> [GOAL]: Retype every line of the records below character for character, omitting the pictures.
★ ★ ★ ★
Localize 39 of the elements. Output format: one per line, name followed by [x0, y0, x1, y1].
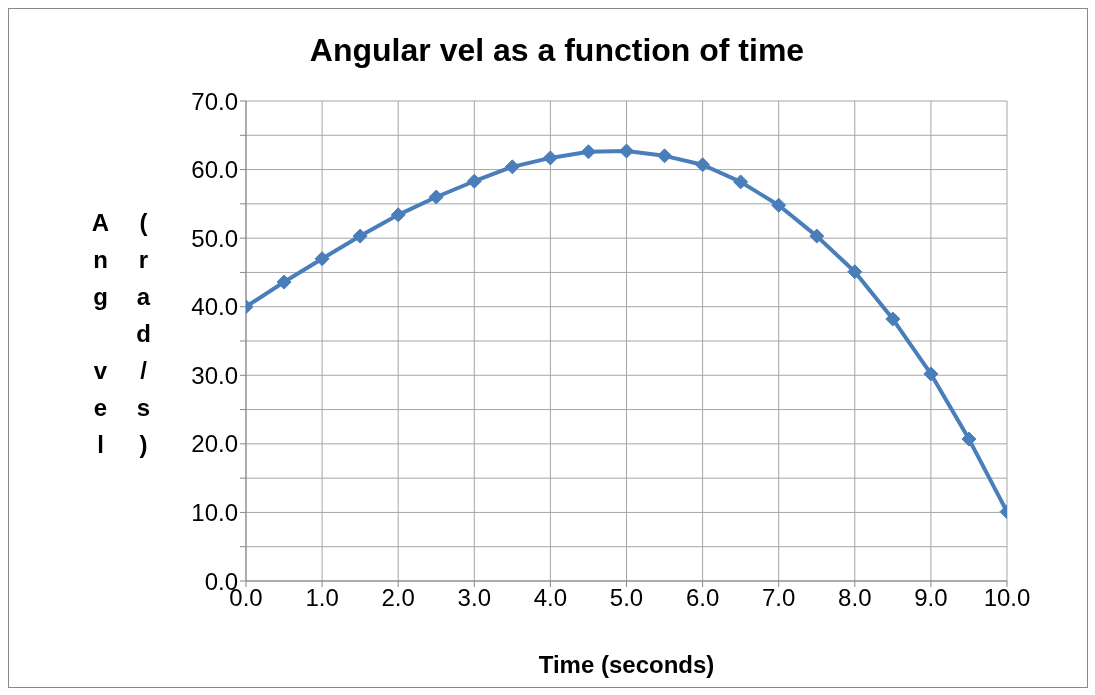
- x-axis-title: Time (seconds): [538, 651, 715, 678]
- point: [695, 157, 711, 173]
- y-tick-label: 50.0: [191, 224, 238, 252]
- x-tick-label: 8.0: [838, 584, 872, 612]
- point: [809, 228, 825, 244]
- point: [466, 173, 482, 189]
- x-tick-label: 10.0: [983, 584, 1031, 612]
- point: [923, 366, 939, 382]
- point: [314, 251, 330, 267]
- point: [352, 228, 368, 244]
- point: [390, 207, 406, 223]
- y-axis-title: Ang vel (rad/s): [86, 209, 158, 470]
- point: [504, 159, 520, 175]
- point: [733, 174, 749, 190]
- x-tick-label: 3.0: [457, 584, 491, 612]
- y-tick-label: 60.0: [191, 156, 238, 184]
- x-tick-label: 6.0: [685, 584, 720, 612]
- point: [961, 431, 977, 447]
- point: [619, 143, 634, 159]
- x-tick-label: 4.0: [533, 584, 568, 612]
- x-tick-label: 9.0: [914, 584, 948, 612]
- point: [771, 197, 787, 213]
- point: [276, 274, 292, 290]
- x-tick-label: 2.0: [381, 584, 415, 612]
- y-tick-label: 10.0: [191, 498, 238, 526]
- point: [657, 148, 673, 164]
- point: [847, 264, 863, 280]
- point: [428, 189, 444, 205]
- x-tick-label: 1.0: [305, 584, 339, 612]
- point: [542, 150, 558, 166]
- y-tick-label: 40.0: [191, 293, 238, 321]
- y-tick-label: 70.0: [191, 87, 238, 115]
- x-tick-label: 5.0: [609, 584, 644, 612]
- point: [885, 311, 901, 327]
- x-tick-label: 7.0: [762, 584, 796, 612]
- point: [580, 144, 596, 160]
- y-tick-label: 30.0: [191, 361, 238, 389]
- chart-title: Angular vel as a function of time: [309, 32, 805, 68]
- y-tick-label: 20.0: [191, 430, 238, 458]
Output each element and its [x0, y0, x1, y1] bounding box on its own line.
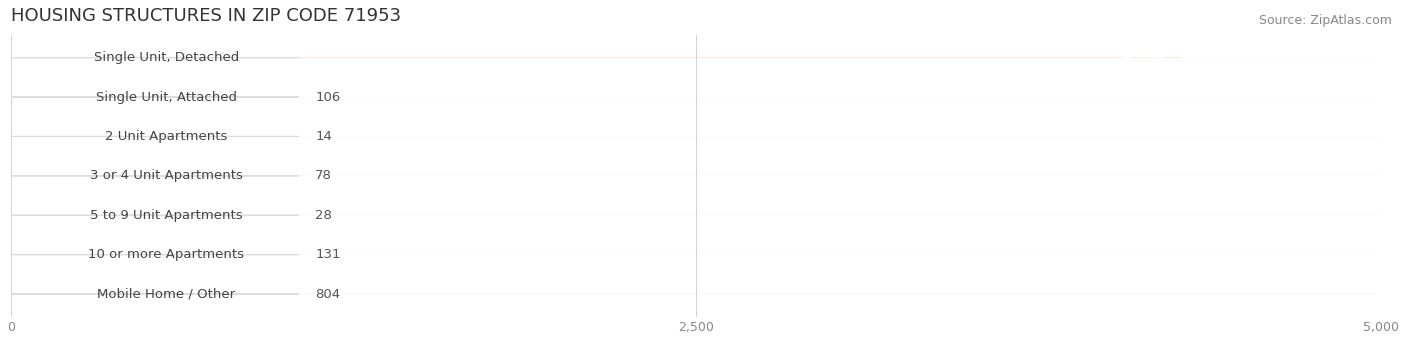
★ ★ ★ ★
> [SOLVED EXERCISE]:
Localize 39 of the elements. Output format: one per line, name followed by [x0, y0, x1, y1].
- x-axis-title: Time (seconds): [538, 651, 715, 678]
- point: [695, 157, 711, 173]
- y-tick-label: 50.0: [191, 224, 238, 252]
- x-tick-label: 8.0: [838, 584, 872, 612]
- point: [809, 228, 825, 244]
- point: [466, 173, 482, 189]
- x-tick-label: 10.0: [983, 584, 1031, 612]
- point: [923, 366, 939, 382]
- point: [314, 251, 330, 267]
- point: [352, 228, 368, 244]
- point: [390, 207, 406, 223]
- y-axis-title: Ang vel (rad/s): [86, 209, 158, 470]
- point: [504, 159, 520, 175]
- point: [733, 174, 749, 190]
- x-tick-label: 3.0: [457, 584, 491, 612]
- y-tick-label: 60.0: [191, 156, 238, 184]
- x-tick-label: 6.0: [685, 584, 720, 612]
- point: [961, 431, 977, 447]
- point: [619, 143, 634, 159]
- x-tick-label: 4.0: [533, 584, 568, 612]
- x-tick-label: 9.0: [914, 584, 948, 612]
- point: [771, 197, 787, 213]
- point: [276, 274, 292, 290]
- x-tick-label: 2.0: [381, 584, 415, 612]
- y-tick-label: 10.0: [191, 498, 238, 526]
- point: [657, 148, 673, 164]
- point: [847, 264, 863, 280]
- point: [428, 189, 444, 205]
- x-tick-label: 1.0: [305, 584, 339, 612]
- point: [542, 150, 558, 166]
- y-tick-label: 40.0: [191, 293, 238, 321]
- y-tick-label: 70.0: [191, 87, 238, 115]
- x-tick-label: 5.0: [609, 584, 644, 612]
- point: [885, 311, 901, 327]
- x-tick-label: 7.0: [762, 584, 796, 612]
- point: [580, 144, 596, 160]
- y-tick-label: 30.0: [191, 361, 238, 389]
- chart-title: Angular vel as a function of time: [309, 32, 805, 68]
- y-tick-label: 20.0: [191, 430, 238, 458]
Output each element and its [x0, y0, x1, y1] bounding box on its own line.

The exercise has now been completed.